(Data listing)
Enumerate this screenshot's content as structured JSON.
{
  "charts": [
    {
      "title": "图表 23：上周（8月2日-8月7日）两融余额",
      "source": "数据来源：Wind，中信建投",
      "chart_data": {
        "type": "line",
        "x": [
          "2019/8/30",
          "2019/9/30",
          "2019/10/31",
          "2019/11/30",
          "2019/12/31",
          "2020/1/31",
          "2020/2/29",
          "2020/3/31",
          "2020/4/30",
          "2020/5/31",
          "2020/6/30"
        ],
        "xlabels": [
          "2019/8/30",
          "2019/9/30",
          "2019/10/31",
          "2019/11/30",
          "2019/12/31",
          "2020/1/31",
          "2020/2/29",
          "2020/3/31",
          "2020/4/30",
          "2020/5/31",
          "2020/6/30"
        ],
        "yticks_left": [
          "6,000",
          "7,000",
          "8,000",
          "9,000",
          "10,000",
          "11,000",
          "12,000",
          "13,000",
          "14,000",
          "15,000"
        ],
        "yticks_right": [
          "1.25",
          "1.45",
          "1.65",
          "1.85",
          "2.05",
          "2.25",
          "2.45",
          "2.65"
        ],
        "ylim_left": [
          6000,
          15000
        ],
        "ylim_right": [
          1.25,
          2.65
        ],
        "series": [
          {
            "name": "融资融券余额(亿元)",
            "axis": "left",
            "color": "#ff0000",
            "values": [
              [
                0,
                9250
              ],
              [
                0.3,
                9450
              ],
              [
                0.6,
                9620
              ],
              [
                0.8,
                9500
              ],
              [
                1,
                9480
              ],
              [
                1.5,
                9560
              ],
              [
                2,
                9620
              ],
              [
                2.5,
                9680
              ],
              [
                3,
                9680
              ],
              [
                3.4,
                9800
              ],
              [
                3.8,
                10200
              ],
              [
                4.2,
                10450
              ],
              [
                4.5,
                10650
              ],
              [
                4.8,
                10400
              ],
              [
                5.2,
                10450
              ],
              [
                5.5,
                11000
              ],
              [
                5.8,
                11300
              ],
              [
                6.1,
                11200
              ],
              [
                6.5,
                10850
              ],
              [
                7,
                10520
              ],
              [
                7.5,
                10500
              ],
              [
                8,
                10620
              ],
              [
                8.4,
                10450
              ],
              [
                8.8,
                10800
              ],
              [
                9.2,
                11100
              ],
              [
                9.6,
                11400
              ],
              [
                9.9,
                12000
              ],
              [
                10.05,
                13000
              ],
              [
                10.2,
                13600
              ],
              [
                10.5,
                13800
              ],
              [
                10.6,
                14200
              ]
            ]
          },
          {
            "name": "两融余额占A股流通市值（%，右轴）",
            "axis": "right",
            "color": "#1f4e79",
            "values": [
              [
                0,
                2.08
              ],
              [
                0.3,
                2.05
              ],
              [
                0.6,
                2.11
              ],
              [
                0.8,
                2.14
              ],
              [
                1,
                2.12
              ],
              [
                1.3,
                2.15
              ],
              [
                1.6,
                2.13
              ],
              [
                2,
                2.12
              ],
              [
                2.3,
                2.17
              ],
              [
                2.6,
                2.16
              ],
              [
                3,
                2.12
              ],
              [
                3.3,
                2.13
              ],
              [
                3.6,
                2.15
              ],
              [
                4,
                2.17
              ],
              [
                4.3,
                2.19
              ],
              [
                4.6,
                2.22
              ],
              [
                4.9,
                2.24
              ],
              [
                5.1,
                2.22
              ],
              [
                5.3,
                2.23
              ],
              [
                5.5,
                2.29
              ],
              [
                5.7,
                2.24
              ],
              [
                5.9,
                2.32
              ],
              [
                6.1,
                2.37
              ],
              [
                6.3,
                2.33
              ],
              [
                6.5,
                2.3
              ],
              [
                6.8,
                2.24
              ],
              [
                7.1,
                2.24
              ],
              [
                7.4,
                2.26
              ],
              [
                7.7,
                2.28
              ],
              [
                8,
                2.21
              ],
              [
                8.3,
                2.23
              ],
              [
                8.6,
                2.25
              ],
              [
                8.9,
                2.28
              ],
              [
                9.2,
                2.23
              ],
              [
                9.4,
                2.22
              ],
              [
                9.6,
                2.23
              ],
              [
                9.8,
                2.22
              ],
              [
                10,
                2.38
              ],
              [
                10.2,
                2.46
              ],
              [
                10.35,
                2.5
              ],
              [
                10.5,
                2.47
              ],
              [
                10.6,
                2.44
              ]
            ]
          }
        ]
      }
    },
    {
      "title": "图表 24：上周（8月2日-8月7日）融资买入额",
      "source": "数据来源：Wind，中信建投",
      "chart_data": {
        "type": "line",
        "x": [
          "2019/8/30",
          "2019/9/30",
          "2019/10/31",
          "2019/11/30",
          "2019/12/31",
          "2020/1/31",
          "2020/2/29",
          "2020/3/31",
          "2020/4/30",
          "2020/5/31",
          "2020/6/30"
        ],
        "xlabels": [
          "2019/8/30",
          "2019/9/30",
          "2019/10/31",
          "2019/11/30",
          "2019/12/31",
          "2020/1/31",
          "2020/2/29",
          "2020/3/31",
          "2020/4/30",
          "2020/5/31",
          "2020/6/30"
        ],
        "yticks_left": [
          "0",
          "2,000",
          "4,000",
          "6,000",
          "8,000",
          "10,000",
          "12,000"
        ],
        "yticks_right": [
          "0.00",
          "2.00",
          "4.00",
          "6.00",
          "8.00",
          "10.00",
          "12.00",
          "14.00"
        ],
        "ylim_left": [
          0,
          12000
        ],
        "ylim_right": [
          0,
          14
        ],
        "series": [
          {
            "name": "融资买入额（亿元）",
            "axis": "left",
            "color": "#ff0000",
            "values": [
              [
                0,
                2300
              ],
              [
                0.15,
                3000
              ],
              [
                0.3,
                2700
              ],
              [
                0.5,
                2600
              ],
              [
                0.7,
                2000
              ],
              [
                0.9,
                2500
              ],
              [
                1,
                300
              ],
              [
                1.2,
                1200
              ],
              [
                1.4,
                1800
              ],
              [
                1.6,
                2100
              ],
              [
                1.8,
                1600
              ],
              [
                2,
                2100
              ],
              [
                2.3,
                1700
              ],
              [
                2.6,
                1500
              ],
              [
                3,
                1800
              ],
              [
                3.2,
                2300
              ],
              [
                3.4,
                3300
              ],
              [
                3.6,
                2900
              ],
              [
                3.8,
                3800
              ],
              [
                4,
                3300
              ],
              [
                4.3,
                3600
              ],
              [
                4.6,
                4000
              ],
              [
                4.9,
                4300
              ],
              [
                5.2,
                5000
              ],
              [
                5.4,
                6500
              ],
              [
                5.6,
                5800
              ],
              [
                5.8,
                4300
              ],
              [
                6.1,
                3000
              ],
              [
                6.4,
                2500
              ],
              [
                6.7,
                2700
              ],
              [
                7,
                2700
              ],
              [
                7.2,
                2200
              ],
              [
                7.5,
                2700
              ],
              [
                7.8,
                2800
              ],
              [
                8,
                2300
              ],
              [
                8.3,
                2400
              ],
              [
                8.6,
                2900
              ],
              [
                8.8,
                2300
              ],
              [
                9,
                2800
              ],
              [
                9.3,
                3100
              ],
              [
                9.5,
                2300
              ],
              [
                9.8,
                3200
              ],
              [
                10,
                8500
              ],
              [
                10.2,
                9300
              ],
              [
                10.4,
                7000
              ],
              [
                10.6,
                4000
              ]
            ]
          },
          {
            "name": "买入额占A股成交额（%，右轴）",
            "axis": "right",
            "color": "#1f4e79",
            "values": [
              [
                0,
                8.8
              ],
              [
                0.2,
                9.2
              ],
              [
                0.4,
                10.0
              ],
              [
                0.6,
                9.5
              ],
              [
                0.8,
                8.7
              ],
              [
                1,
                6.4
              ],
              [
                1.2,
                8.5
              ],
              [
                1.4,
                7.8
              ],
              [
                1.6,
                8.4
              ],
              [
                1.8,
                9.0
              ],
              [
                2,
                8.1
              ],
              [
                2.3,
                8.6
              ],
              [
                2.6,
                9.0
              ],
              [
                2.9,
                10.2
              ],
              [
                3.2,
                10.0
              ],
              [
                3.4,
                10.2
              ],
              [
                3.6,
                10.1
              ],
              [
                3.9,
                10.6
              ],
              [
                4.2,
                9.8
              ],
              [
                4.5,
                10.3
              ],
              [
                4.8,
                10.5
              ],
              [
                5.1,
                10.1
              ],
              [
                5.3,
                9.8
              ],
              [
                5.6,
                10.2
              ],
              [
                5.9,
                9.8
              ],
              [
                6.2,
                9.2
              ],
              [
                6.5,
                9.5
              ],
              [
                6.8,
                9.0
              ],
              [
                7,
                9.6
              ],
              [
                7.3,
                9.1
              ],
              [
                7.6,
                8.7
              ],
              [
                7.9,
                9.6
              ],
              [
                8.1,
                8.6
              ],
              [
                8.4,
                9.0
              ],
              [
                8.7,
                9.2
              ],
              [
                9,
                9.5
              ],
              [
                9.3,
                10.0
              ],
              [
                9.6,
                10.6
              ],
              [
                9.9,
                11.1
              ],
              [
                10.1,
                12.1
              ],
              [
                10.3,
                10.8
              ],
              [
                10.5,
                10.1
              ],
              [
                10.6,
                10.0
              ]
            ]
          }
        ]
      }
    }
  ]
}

> WHAT IS REQUIRED: Lines that hold "title" are the ones to copy; find all of them.

> FULL OUTPUT:
      "title": "图表 23：上周（8月2日-8月7日）两融余额",
      "title": "图表 24：上周（8月2日-8月7日）融资买入额",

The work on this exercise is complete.